BRIEF: Search the records for the word "icon" and pick out every line that has it.

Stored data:
— BEGIN —

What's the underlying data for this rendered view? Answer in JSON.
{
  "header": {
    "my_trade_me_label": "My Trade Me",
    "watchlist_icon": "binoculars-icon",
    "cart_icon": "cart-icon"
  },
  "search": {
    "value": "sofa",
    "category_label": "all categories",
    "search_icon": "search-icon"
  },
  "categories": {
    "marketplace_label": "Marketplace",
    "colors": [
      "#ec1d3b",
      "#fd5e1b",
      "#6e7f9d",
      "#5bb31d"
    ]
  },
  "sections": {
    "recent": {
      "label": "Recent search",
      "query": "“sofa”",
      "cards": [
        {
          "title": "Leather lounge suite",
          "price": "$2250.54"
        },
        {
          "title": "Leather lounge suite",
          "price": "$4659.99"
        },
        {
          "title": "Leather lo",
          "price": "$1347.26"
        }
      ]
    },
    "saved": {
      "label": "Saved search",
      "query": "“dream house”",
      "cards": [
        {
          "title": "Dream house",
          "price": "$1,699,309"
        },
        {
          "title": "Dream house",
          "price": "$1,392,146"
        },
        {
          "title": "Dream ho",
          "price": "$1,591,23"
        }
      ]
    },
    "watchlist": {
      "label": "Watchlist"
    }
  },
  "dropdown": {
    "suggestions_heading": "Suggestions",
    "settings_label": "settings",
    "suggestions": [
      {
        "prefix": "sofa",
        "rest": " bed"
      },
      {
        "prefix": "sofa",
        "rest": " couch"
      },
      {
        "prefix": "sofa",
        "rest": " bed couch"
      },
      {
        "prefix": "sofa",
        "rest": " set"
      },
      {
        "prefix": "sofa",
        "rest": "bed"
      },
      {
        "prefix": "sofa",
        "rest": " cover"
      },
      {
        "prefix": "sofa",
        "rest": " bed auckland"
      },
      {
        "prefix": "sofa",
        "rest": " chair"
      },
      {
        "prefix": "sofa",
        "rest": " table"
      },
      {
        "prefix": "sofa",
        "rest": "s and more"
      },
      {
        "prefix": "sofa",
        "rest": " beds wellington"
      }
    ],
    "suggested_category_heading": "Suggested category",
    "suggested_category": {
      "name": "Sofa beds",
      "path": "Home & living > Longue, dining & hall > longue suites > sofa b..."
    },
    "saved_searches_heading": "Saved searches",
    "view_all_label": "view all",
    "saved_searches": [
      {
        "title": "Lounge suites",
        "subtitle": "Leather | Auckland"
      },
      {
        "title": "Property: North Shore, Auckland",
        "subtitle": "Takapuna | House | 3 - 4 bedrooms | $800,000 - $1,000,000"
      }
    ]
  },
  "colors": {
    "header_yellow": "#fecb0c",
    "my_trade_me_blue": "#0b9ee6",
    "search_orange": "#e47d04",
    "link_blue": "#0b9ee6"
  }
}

— END —

OUTPUT OF THE EXERCISE:
    "watchlist_icon": "binoculars-icon",
    "cart_icon": "cart-icon"
    "search_icon": "search-icon"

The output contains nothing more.